Task statement:
Using the data beneath, show every line that includes the word "relative".

**** Data for processing

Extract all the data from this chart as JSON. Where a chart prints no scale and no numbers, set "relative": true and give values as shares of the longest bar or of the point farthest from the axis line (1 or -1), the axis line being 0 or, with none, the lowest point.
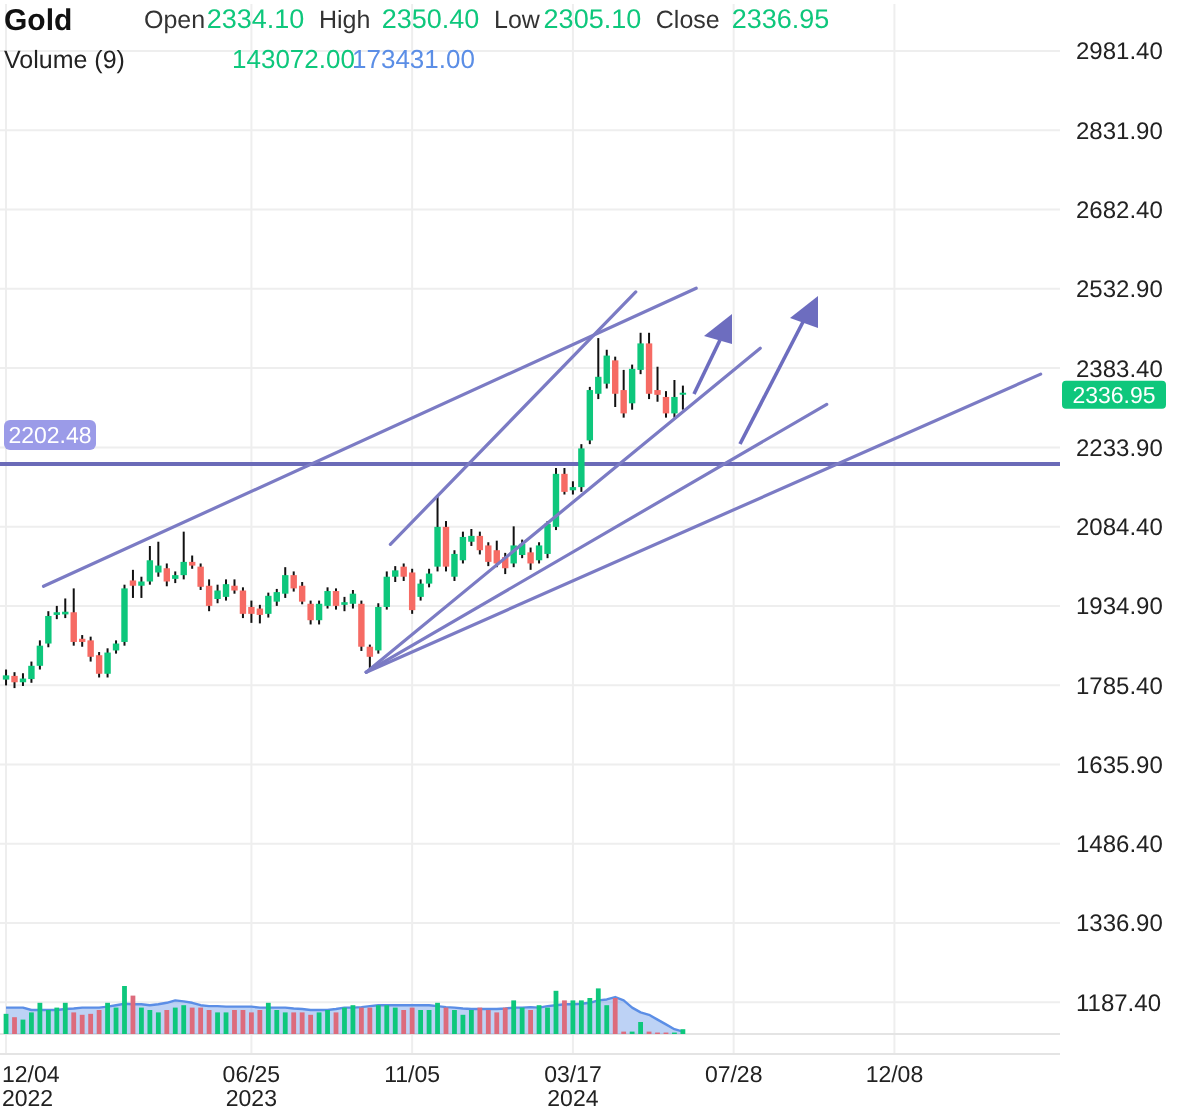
{
  "chart_data": [
    {
      "type": "candlestick",
      "title": "Gold",
      "annotations": [
        "Open",
        "2334.10",
        "High",
        "2350.40",
        "Low",
        "2305.10",
        "Close",
        "2336.95",
        "2336.95"
      ],
      "x": [
        "2022-12-04",
        "2022-12-11",
        "2022-12-18",
        "2022-12-25",
        "2023-01-01",
        "2023-01-08",
        "2023-01-15",
        "2023-01-22",
        "2023-01-29",
        "2023-02-05",
        "2023-02-12",
        "2023-02-19",
        "2023-02-26",
        "2023-03-05",
        "2023-03-12",
        "2023-03-19",
        "2023-03-26",
        "2023-04-02",
        "2023-04-09",
        "2023-04-16",
        "2023-04-23",
        "2023-04-30",
        "2023-05-07",
        "2023-05-14",
        "2023-05-21",
        "2023-05-28",
        "2023-06-04",
        "2023-06-11",
        "2023-06-18",
        "2023-06-25",
        "2023-07-02",
        "2023-07-09",
        "2023-07-16",
        "2023-07-23",
        "2023-07-30",
        "2023-08-06",
        "2023-08-13",
        "2023-08-20",
        "2023-08-27",
        "2023-09-03",
        "2023-09-10",
        "2023-09-17",
        "2023-09-24",
        "2023-10-01",
        "2023-10-08",
        "2023-10-15",
        "2023-10-22",
        "2023-10-29",
        "2023-11-05",
        "2023-11-12",
        "2023-11-19",
        "2023-11-26",
        "2023-12-03",
        "2023-12-10",
        "2023-12-17",
        "2023-12-24",
        "2023-12-31",
        "2024-01-07",
        "2024-01-14",
        "2024-01-21",
        "2024-01-28",
        "2024-02-04",
        "2024-02-11",
        "2024-02-18",
        "2024-02-25",
        "2024-03-03",
        "2024-03-10",
        "2024-03-17",
        "2024-03-24",
        "2024-03-31",
        "2024-04-07",
        "2024-04-14",
        "2024-04-21",
        "2024-04-28",
        "2024-05-05",
        "2024-05-12",
        "2024-05-19",
        "2024-05-26",
        "2024-06-02",
        "2024-06-09",
        "2024-06-16"
      ],
      "ohlc": [
        [
          1796,
          1815,
          1785,
          1804
        ],
        [
          1803,
          1810,
          1780,
          1791
        ],
        [
          1791,
          1808,
          1784,
          1798
        ],
        [
          1797,
          1830,
          1790,
          1822
        ],
        [
          1822,
          1870,
          1815,
          1860
        ],
        [
          1864,
          1925,
          1857,
          1916
        ],
        [
          1918,
          1935,
          1910,
          1923
        ],
        [
          1919,
          1949,
          1912,
          1924
        ],
        [
          1923,
          1968,
          1860,
          1867
        ],
        [
          1873,
          1880,
          1858,
          1867
        ],
        [
          1870,
          1877,
          1830,
          1839
        ],
        [
          1842,
          1848,
          1800,
          1807
        ],
        [
          1807,
          1855,
          1800,
          1847
        ],
        [
          1851,
          1870,
          1845,
          1864
        ],
        [
          1867,
          1975,
          1860,
          1968
        ],
        [
          1983,
          2003,
          1950,
          1973
        ],
        [
          1973,
          1990,
          1950,
          1981
        ],
        [
          1981,
          2048,
          1975,
          2021
        ],
        [
          1998,
          2056,
          1990,
          2011
        ],
        [
          2006,
          2015,
          1972,
          1981
        ],
        [
          1986,
          2000,
          1978,
          1993
        ],
        [
          1993,
          2075,
          1985,
          2018
        ],
        [
          2018,
          2030,
          2005,
          2011
        ],
        [
          2009,
          2015,
          1965,
          1971
        ],
        [
          1973,
          1985,
          1925,
          1935
        ],
        [
          1948,
          1975,
          1940,
          1964
        ],
        [
          1952,
          1985,
          1945,
          1976
        ],
        [
          1973,
          1985,
          1958,
          1964
        ],
        [
          1964,
          1970,
          1912,
          1920
        ],
        [
          1933,
          1945,
          1903,
          1920
        ],
        [
          1930,
          1937,
          1902,
          1918
        ],
        [
          1920,
          1960,
          1913,
          1954
        ],
        [
          1943,
          1967,
          1935,
          1961
        ],
        [
          1958,
          2008,
          1950,
          1993
        ],
        [
          1993,
          2000,
          1962,
          1968
        ],
        [
          1973,
          1980,
          1938,
          1943
        ],
        [
          1939,
          1945,
          1900,
          1908
        ],
        [
          1908,
          1945,
          1900,
          1939
        ],
        [
          1935,
          1970,
          1930,
          1963
        ],
        [
          1963,
          1968,
          1928,
          1935
        ],
        [
          1937,
          1952,
          1925,
          1942
        ],
        [
          1939,
          1965,
          1930,
          1958
        ],
        [
          1939,
          1945,
          1850,
          1858
        ],
        [
          1858,
          1862,
          1815,
          1839
        ],
        [
          1851,
          1940,
          1845,
          1933
        ],
        [
          1933,
          2000,
          1928,
          1990
        ],
        [
          1990,
          2010,
          1980,
          2002
        ],
        [
          2009,
          2015,
          1982,
          1990
        ],
        [
          1998,
          2005,
          1920,
          1927
        ],
        [
          1952,
          1985,
          1945,
          1977
        ],
        [
          1977,
          2005,
          1970,
          1996
        ],
        [
          2009,
          2144,
          2000,
          2084
        ],
        [
          2084,
          2095,
          2000,
          2009
        ],
        [
          1990,
          2040,
          1982,
          2033
        ],
        [
          2021,
          2075,
          2015,
          2065
        ],
        [
          2056,
          2080,
          2048,
          2067
        ],
        [
          2067,
          2075,
          2032,
          2040
        ],
        [
          2049,
          2055,
          2010,
          2018
        ],
        [
          2040,
          2058,
          2008,
          2015
        ],
        [
          2027,
          2035,
          1995,
          2006
        ],
        [
          2015,
          2085,
          2008,
          2049
        ],
        [
          2031,
          2060,
          2025,
          2052
        ],
        [
          2036,
          2045,
          2003,
          2015
        ],
        [
          2021,
          2055,
          2015,
          2049
        ],
        [
          2033,
          2095,
          2025,
          2090
        ],
        [
          2084,
          2195,
          2078,
          2184
        ],
        [
          2184,
          2195,
          2145,
          2150
        ],
        [
          2153,
          2170,
          2145,
          2159
        ],
        [
          2159,
          2240,
          2150,
          2232
        ],
        [
          2247,
          2348,
          2240,
          2342
        ],
        [
          2335,
          2440,
          2325,
          2367
        ],
        [
          2354,
          2418,
          2345,
          2407
        ],
        [
          2398,
          2405,
          2310,
          2335
        ],
        [
          2342,
          2380,
          2290,
          2298
        ],
        [
          2317,
          2390,
          2305,
          2382
        ],
        [
          2380,
          2450,
          2372,
          2430
        ],
        [
          2430,
          2450,
          2325,
          2335
        ],
        [
          2342,
          2386,
          2320,
          2333
        ],
        [
          2329,
          2340,
          2290,
          2298
        ],
        [
          2298,
          2361,
          2290,
          2329
        ],
        [
          2334.1,
          2350.4,
          2305.1,
          2336.95
        ]
      ],
      "colors": [
        "#0ec77c",
        "#f66b64",
        "#0ec77c",
        "#0ec77c",
        "#0ec77c",
        "#0ec77c",
        "#0ec77c",
        "#0ec77c",
        "#f66b64",
        "#f66b64",
        "#f66b64",
        "#f66b64",
        "#0ec77c",
        "#0ec77c",
        "#0ec77c",
        "#f66b64",
        "#0ec77c",
        "#0ec77c",
        "#0ec77c",
        "#f66b64",
        "#0ec77c",
        "#0ec77c",
        "#f66b64",
        "#f66b64",
        "#f66b64",
        "#0ec77c",
        "#0ec77c",
        "#f66b64",
        "#f66b64",
        "#f66b64",
        "#f66b64",
        "#0ec77c",
        "#0ec77c",
        "#0ec77c",
        "#f66b64",
        "#f66b64",
        "#f66b64",
        "#0ec77c",
        "#0ec77c",
        "#f66b64",
        "#0ec77c",
        "#0ec77c",
        "#f66b64",
        "#f66b64",
        "#0ec77c",
        "#0ec77c",
        "#0ec77c",
        "#f66b64",
        "#f66b64",
        "#0ec77c",
        "#0ec77c",
        "#0ec77c",
        "#f66b64",
        "#0ec77c",
        "#0ec77c",
        "#0ec77c",
        "#f66b64",
        "#f66b64",
        "#f66b64",
        "#f66b64",
        "#0ec77c",
        "#0ec77c",
        "#f66b64",
        "#0ec77c",
        "#0ec77c",
        "#0ec77c",
        "#f66b64",
        "#0ec77c",
        "#0ec77c",
        "#0ec77c",
        "#0ec77c",
        "#0ec77c",
        "#f66b64",
        "#f66b64",
        "#0ec77c",
        "#0ec77c",
        "#f66b64",
        "#f66b64",
        "#f66b64",
        "#0ec77c",
        "#0ec77c"
      ],
      "xlim": [
        "2022-11-29",
        "2025-04-24"
      ],
      "xticks": [
        {
          "value": "2022-12-04",
          "label": "12/04\n2022"
        },
        {
          "value": "2023-06-25",
          "label": "06/25\n2023"
        },
        {
          "value": "2023-11-05",
          "label": "11/05"
        },
        {
          "value": "2024-03-17",
          "label": "03/17\n2024"
        },
        {
          "value": "2024-07-28",
          "label": "07/28"
        },
        {
          "value": "2024-12-08",
          "label": "12/08"
        }
      ],
      "ylim": [
        1090,
        3070
      ],
      "yticks": [
        {
          "value": 1187.4,
          "label": "1187.40"
        },
        {
          "value": 1336.9,
          "label": "1336.90"
        },
        {
          "value": 1486.4,
          "label": "1486.40"
        },
        {
          "value": 1635.9,
          "label": "1635.90"
        },
        {
          "value": 1785.4,
          "label": "1785.40"
        },
        {
          "value": 1934.9,
          "label": "1934.90"
        },
        {
          "value": 2084.4,
          "label": "2084.40"
        },
        {
          "value": 2233.9,
          "label": "2233.90"
        },
        {
          "value": 2383.4,
          "label": "2383.40"
        },
        {
          "value": 2532.9,
          "label": "2532.90"
        },
        {
          "value": 2682.4,
          "label": "2682.40"
        },
        {
          "value": 2831.9,
          "label": "2831.90"
        },
        {
          "value": 2981.4,
          "label": "2981.40"
        }
      ],
      "grid": true,
      "ref_lines": [
        {
          "axis": "y",
          "value": 2202.48,
          "label": "2202.48",
          "color": "#6b6bb8"
        }
      ],
      "series": [
        {
          "type": "line",
          "color": "#7b7bc4",
          "x": [
            "2023-01-04",
            "2024-06-27"
          ],
          "values": [
            1972,
            2534
          ]
        },
        {
          "type": "line",
          "color": "#7b7bc4",
          "x": [
            "2023-10-18",
            "2024-05-08"
          ],
          "values": [
            2051,
            2527
          ]
        },
        {
          "type": "line",
          "color": "#7b7bc4",
          "x": [
            "2023-09-28",
            "2024-08-19"
          ],
          "values": [
            1810,
            2421
          ]
        },
        {
          "type": "line",
          "color": "#7b7bc4",
          "x": [
            "2023-09-28",
            "2024-10-13"
          ],
          "values": [
            1810,
            2315
          ]
        },
        {
          "type": "line",
          "color": "#7b7bc4",
          "x": [
            "2023-09-28",
            "2025-04-08"
          ],
          "values": [
            1810,
            2372
          ]
        }
      ]
    },
    {
      "type": "bar",
      "title": "Volume (9)",
      "annotations": [
        "143072.00",
        "173431.00"
      ],
      "relative": true,
      "x": [
        "2022-12-04",
        "2022-12-11",
        "2022-12-18",
        "2022-12-25",
        "2023-01-01",
        "2023-01-08",
        "2023-01-15",
        "2023-01-22",
        "2023-01-29",
        "2023-02-05",
        "2023-02-12",
        "2023-02-19",
        "2023-02-26",
        "2023-03-05",
        "2023-03-12",
        "2023-03-19",
        "2023-03-26",
        "2023-04-02",
        "2023-04-09",
        "2023-04-16",
        "2023-04-23",
        "2023-04-30",
        "2023-05-07",
        "2023-05-14",
        "2023-05-21",
        "2023-05-28",
        "2023-06-04",
        "2023-06-11",
        "2023-06-18",
        "2023-06-25",
        "2023-07-02",
        "2023-07-09",
        "2023-07-16",
        "2023-07-23",
        "2023-07-30",
        "2023-08-06",
        "2023-08-13",
        "2023-08-20",
        "2023-08-27",
        "2023-09-03",
        "2023-09-10",
        "2023-09-17",
        "2023-09-24",
        "2023-10-01",
        "2023-10-08",
        "2023-10-15",
        "2023-10-22",
        "2023-10-29",
        "2023-11-05",
        "2023-11-12",
        "2023-11-19",
        "2023-11-26",
        "2023-12-03",
        "2023-12-10",
        "2023-12-17",
        "2023-12-24",
        "2023-12-31",
        "2024-01-07",
        "2024-01-14",
        "2024-01-21",
        "2024-01-28",
        "2024-02-04",
        "2024-02-11",
        "2024-02-18",
        "2024-02-25",
        "2024-03-03",
        "2024-03-10",
        "2024-03-17",
        "2024-03-24",
        "2024-03-31",
        "2024-04-07",
        "2024-04-14",
        "2024-04-21",
        "2024-04-28",
        "2024-05-05",
        "2024-05-12",
        "2024-05-19",
        "2024-05-26",
        "2024-06-02",
        "2024-06-09",
        "2024-06-16"
      ],
      "xlim": [
        "2022-11-29",
        "2025-04-24"
      ],
      "series": [
        {
          "type": "bar",
          "values": [
            0.42,
            0.35,
            0.3,
            0.45,
            0.65,
            0.5,
            0.55,
            0.65,
            0.45,
            0.4,
            0.42,
            0.5,
            0.65,
            0.55,
            1,
            0.8,
            0.55,
            0.5,
            0.45,
            0.5,
            0.55,
            0.6,
            0.55,
            0.55,
            0.5,
            0.45,
            0.45,
            0.5,
            0.5,
            0.45,
            0.5,
            0.65,
            0.5,
            0.45,
            0.45,
            0.45,
            0.4,
            0.45,
            0.5,
            0.45,
            0.55,
            0.6,
            0.55,
            0.55,
            0.6,
            0.6,
            0.55,
            0.5,
            0.55,
            0.5,
            0.5,
            0.65,
            0.55,
            0.5,
            0.4,
            0.5,
            0.55,
            0.5,
            0.45,
            0.55,
            0.7,
            0.55,
            0.5,
            0.6,
            0.55,
            0.9,
            0.7,
            0.7,
            0.7,
            0.75,
            0.95,
            0.6,
            0.75,
            0.05,
            0.05,
            0.25,
            0.05,
            0.03,
            0.03,
            0.03,
            0.1
          ],
          "colors": [
            "#0ec77c",
            "#dd6b7c",
            "#0ec77c",
            "#0ec77c",
            "#0ec77c",
            "#0ec77c",
            "#0ec77c",
            "#0ec77c",
            "#dd6b7c",
            "#dd6b7c",
            "#dd6b7c",
            "#dd6b7c",
            "#0ec77c",
            "#0ec77c",
            "#0ec77c",
            "#dd6b7c",
            "#0ec77c",
            "#0ec77c",
            "#0ec77c",
            "#dd6b7c",
            "#0ec77c",
            "#0ec77c",
            "#dd6b7c",
            "#dd6b7c",
            "#dd6b7c",
            "#0ec77c",
            "#0ec77c",
            "#dd6b7c",
            "#dd6b7c",
            "#dd6b7c",
            "#dd6b7c",
            "#0ec77c",
            "#0ec77c",
            "#0ec77c",
            "#dd6b7c",
            "#dd6b7c",
            "#dd6b7c",
            "#0ec77c",
            "#0ec77c",
            "#dd6b7c",
            "#0ec77c",
            "#0ec77c",
            "#dd6b7c",
            "#dd6b7c",
            "#0ec77c",
            "#0ec77c",
            "#0ec77c",
            "#dd6b7c",
            "#dd6b7c",
            "#0ec77c",
            "#0ec77c",
            "#0ec77c",
            "#dd6b7c",
            "#0ec77c",
            "#0ec77c",
            "#0ec77c",
            "#dd6b7c",
            "#dd6b7c",
            "#dd6b7c",
            "#dd6b7c",
            "#0ec77c",
            "#0ec77c",
            "#dd6b7c",
            "#0ec77c",
            "#0ec77c",
            "#0ec77c",
            "#dd6b7c",
            "#0ec77c",
            "#0ec77c",
            "#0ec77c",
            "#0ec77c",
            "#0ec77c",
            "#dd6b7c",
            "#dd6b7c",
            "#0ec77c",
            "#0ec77c",
            "#dd6b7c",
            "#dd6b7c",
            "#dd6b7c",
            "#0ec77c",
            "#0ec77c"
          ]
        },
        {
          "type": "area",
          "color": "#5b8ee6",
          "values": [
            0.55,
            0.55,
            0.55,
            0.5,
            0.5,
            0.5,
            0.5,
            0.52,
            0.53,
            0.55,
            0.55,
            0.55,
            0.57,
            0.6,
            0.63,
            0.62,
            0.62,
            0.6,
            0.62,
            0.65,
            0.7,
            0.68,
            0.65,
            0.6,
            0.58,
            0.58,
            0.57,
            0.57,
            0.57,
            0.57,
            0.55,
            0.55,
            0.55,
            0.55,
            0.53,
            0.52,
            0.5,
            0.5,
            0.5,
            0.52,
            0.55,
            0.55,
            0.56,
            0.58,
            0.6,
            0.6,
            0.6,
            0.6,
            0.6,
            0.6,
            0.6,
            0.58,
            0.56,
            0.55,
            0.53,
            0.52,
            0.52,
            0.52,
            0.52,
            0.53,
            0.55,
            0.55,
            0.56,
            0.55,
            0.58,
            0.6,
            0.62,
            0.62,
            0.63,
            0.65,
            0.7,
            0.72,
            0.77,
            0.7,
            0.55,
            0.45,
            0.4,
            0.3,
            0.2,
            0.1,
            0.05
          ]
        }
      ]
    }
  ]
}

********

Solution to the exercise:
Extract all the data from this chart as JSON. Where a chart prints no scale and no numbers, set "relative": true and give values as shares of the longest bar or of the point farthest from the axis line (1 or -1), the axis line being 0 or, with none, the lowest point.
      "relative": true,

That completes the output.